◆ **Extracted data**
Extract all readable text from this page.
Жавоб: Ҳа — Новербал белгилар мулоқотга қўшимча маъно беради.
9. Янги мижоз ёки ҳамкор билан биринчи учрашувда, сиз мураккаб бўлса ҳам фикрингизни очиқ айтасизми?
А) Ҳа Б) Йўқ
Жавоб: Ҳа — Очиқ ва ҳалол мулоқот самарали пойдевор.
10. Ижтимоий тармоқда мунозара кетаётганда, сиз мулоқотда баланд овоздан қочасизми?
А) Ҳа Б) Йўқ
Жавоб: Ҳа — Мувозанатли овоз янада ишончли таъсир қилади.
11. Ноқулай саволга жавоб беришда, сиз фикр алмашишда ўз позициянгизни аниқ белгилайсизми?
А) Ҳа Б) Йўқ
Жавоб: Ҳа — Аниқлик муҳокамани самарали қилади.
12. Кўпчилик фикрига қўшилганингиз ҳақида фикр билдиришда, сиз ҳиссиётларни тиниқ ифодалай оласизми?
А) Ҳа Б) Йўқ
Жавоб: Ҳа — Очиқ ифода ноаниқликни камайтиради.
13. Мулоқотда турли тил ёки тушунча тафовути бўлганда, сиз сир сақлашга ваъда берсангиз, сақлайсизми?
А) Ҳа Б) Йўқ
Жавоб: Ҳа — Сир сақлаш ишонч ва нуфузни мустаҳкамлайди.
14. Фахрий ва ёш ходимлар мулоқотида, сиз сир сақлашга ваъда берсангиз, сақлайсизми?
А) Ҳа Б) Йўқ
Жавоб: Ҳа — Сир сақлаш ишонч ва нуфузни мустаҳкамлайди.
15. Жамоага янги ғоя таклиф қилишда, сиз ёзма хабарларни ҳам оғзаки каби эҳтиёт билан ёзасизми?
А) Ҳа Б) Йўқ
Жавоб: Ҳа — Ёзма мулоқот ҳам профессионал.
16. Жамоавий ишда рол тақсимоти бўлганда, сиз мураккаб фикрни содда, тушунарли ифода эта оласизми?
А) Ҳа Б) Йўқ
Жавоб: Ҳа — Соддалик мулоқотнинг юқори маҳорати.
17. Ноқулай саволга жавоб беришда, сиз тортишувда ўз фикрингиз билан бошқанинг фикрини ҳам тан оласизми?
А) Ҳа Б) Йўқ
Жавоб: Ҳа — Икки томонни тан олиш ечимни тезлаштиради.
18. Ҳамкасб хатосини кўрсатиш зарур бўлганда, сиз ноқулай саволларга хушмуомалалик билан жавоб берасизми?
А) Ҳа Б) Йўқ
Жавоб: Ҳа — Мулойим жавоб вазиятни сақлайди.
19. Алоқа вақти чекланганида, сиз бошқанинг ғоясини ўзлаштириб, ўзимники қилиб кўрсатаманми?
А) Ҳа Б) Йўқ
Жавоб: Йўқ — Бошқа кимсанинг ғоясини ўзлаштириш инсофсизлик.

◆ **Exercise goal**
Make an exact copy of the records.

◆ **Answer**
Extract all readable text from this page.
Жавоб: Ҳа — Новербал белгилар мулоқотга қўшимча маъно беради.
9. Янги мижоз ёки ҳамкор билан биринчи учрашувда, сиз мураккаб бўлса ҳам фикрингизни очиқ айтасизми?
А) Ҳа Б) Йўқ
Жавоб: Ҳа — Очиқ ва ҳалол мулоқот самарали пойдевор.
10. Ижтимоий тармоқда мунозара кетаётганда, сиз мулоқотда баланд овоздан қочасизми?
А) Ҳа Б) Йўқ
Жавоб: Ҳа — Мувозанатли овоз янада ишончли таъсир қилади.
11. Ноқулай саволга жавоб беришда, сиз фикр алмашишда ўз позициянгизни аниқ белгилайсизми?
А) Ҳа Б) Йўқ
Жавоб: Ҳа — Аниқлик муҳокамани самарали қилади.
12. Кўпчилик фикрига қўшилганингиз ҳақида фикр билдиришда, сиз ҳиссиётларни тиниқ ифодалай оласизми?
А) Ҳа Б) Йўқ
Жавоб: Ҳа — Очиқ ифода ноаниқликни камайтиради.
13. Мулоқотда турли тил ёки тушунча тафовути бўлганда, сиз сир сақлашга ваъда берсангиз, сақлайсизми?
А) Ҳа Б) Йўқ
Жавоб: Ҳа — Сир сақлаш ишонч ва нуфузни мустаҳкамлайди.
14. Фахрий ва ёш ходимлар мулоқотида, сиз сир сақлашга ваъда берсангиз, сақлайсизми?
А) Ҳа Б) Йўқ
Жавоб: Ҳа — Сир сақлаш ишонч ва нуфузни мустаҳкамлайди.
15. Жамоага янги ғоя таклиф қилишда, сиз ёзма хабарларни ҳам оғзаки каби эҳтиёт билан ёзасизми?
А) Ҳа Б) Йўқ
Жавоб: Ҳа — Ёзма мулоқот ҳам профессионал.
16. Жамоавий ишда рол тақсимоти бўлганда, сиз мураккаб фикрни содда, тушунарли ифода эта оласизми?
А) Ҳа Б) Йўқ
Жавоб: Ҳа — Соддалик мулоқотнинг юқори маҳорати.
17. Ноқулай саволга жавоб беришда, сиз тортишувда ўз фикрингиз билан бошқанинг фикрини ҳам тан оласизми?
А) Ҳа Б) Йўқ
Жавоб: Ҳа — Икки томонни тан олиш ечимни тезлаштиради.
18. Ҳамкасб хатосини кўрсатиш зарур бўлганда, сиз ноқулай саволларга хушмуомалалик билан жавоб берасизми?
А) Ҳа Б) Йўқ
Жавоб: Ҳа — Мулойим жавоб вазиятни сақлайди.
19. Алоқа вақти чекланганида, сиз бошқанинг ғоясини ўзлаштириб, ўзимники қилиб кўрсатаманми?
А) Ҳа Б) Йўқ
Жавоб: Йўқ — Бошқа кимсанинг ғоясини ўзлаштириш инсофсизлик.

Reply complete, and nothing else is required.